Description of the task:
Take every line from the listing below that includes "rewrite" and copy it.

Material for this exercise:
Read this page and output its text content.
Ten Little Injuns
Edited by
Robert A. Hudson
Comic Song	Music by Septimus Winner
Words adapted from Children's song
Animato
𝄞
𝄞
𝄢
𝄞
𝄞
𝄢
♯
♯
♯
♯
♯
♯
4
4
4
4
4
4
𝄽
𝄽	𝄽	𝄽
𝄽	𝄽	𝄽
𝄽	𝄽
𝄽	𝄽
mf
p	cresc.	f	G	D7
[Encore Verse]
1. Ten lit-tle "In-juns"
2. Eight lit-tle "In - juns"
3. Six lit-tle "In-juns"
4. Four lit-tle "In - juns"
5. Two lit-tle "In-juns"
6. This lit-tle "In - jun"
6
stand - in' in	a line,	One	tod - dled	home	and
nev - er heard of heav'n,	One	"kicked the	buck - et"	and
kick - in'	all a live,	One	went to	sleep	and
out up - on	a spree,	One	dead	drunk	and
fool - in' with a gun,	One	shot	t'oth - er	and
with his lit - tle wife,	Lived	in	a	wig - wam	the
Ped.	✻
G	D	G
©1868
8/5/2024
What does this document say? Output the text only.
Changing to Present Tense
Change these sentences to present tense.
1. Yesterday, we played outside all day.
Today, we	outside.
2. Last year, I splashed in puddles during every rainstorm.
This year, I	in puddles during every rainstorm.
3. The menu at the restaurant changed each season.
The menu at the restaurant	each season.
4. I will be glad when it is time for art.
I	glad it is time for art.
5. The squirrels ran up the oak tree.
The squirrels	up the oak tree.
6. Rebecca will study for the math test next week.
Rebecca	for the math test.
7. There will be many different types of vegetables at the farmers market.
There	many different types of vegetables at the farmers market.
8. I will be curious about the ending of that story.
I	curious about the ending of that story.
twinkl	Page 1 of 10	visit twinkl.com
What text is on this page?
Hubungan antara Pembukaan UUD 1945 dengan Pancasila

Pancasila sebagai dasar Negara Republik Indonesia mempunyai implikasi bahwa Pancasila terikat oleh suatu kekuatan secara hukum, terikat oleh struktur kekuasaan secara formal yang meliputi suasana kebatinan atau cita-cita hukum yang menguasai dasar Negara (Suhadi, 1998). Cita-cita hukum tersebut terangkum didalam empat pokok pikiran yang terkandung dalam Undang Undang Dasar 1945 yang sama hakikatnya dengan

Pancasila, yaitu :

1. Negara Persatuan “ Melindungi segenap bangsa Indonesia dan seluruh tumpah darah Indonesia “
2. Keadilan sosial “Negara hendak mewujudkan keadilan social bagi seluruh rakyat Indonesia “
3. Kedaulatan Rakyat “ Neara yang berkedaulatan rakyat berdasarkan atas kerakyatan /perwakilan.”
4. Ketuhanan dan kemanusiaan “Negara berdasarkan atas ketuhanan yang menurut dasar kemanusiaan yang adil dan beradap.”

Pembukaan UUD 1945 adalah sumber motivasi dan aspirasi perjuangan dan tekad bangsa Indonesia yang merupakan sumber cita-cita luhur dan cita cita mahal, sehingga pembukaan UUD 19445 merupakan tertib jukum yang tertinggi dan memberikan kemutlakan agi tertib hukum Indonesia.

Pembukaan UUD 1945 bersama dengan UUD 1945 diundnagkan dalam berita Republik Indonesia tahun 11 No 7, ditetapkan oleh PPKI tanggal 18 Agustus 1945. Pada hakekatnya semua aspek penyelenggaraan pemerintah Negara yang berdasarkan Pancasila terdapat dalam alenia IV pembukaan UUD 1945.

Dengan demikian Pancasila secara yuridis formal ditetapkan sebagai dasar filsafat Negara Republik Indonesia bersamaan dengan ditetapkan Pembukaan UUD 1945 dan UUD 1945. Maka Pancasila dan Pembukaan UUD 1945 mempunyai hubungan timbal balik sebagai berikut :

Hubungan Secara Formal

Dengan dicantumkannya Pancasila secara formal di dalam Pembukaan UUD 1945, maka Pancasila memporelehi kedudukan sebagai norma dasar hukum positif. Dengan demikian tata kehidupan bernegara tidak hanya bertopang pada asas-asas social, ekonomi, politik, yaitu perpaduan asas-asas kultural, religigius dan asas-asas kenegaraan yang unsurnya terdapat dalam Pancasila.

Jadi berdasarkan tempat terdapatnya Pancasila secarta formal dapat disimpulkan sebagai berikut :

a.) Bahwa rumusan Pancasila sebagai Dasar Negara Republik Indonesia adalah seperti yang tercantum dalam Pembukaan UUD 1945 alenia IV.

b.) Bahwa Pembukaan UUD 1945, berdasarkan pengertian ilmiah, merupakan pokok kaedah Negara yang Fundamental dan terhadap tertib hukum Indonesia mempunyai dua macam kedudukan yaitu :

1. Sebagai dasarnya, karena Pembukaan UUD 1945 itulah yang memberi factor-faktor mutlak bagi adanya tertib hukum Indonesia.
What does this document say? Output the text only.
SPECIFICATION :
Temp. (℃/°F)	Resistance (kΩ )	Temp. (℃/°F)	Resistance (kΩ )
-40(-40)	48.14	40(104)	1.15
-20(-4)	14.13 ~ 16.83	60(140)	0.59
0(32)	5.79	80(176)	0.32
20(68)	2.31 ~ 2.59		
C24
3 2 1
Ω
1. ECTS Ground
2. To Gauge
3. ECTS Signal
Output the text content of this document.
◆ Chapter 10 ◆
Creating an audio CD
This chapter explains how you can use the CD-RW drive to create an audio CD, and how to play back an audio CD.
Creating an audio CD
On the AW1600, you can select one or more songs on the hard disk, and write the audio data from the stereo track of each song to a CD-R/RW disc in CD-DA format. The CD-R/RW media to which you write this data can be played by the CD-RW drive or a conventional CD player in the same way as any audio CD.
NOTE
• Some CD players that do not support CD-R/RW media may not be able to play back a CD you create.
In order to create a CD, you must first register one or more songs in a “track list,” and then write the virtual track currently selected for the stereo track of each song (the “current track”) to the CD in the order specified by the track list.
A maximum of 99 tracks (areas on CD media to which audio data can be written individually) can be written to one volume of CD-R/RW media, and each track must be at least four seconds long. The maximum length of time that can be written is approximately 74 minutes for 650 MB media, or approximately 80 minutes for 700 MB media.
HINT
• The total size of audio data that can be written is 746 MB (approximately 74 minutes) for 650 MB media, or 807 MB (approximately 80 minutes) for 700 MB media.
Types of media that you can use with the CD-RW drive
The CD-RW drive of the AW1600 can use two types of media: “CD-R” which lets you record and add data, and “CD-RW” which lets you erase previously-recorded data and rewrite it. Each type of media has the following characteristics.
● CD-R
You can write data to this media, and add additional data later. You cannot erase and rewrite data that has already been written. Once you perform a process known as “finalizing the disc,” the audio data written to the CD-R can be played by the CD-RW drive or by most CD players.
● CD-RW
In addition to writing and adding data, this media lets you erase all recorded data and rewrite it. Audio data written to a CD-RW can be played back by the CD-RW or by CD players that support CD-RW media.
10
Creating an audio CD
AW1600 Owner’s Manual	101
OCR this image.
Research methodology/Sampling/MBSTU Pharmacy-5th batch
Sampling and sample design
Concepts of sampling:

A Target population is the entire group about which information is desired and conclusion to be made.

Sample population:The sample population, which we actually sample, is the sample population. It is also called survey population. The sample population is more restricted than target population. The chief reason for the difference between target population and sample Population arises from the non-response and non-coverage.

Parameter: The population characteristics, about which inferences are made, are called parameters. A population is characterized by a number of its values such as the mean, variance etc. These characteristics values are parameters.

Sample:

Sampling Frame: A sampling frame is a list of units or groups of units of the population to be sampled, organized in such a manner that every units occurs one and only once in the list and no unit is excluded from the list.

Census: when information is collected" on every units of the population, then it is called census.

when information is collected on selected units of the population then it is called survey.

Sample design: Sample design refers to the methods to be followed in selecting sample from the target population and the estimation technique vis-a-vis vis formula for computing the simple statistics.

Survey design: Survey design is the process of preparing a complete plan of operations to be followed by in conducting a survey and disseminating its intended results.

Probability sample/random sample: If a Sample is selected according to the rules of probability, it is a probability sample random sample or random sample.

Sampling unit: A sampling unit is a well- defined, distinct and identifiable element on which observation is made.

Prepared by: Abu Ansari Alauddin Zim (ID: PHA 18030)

Output of the exercise:
The CD-RW drive of the AW1600 can use two types of media: “CD-R” which lets you record and add data, and “CD-RW” which lets you erase previously-recorded data and rewrite it. Each type of media has the following characteristics.
You can write data to this media, and add additional data later. You cannot erase and rewrite data that has already been written. Once you perform a process known as “finalizing the disc,” the audio data written to the CD-R can be played by the CD-RW drive or by most CD players.
In addition to writing and adding data, this media lets you erase all recorded data and rewrite it. Audio data written to a CD-RW can be played back by the CD-RW or by CD players that support CD-RW media.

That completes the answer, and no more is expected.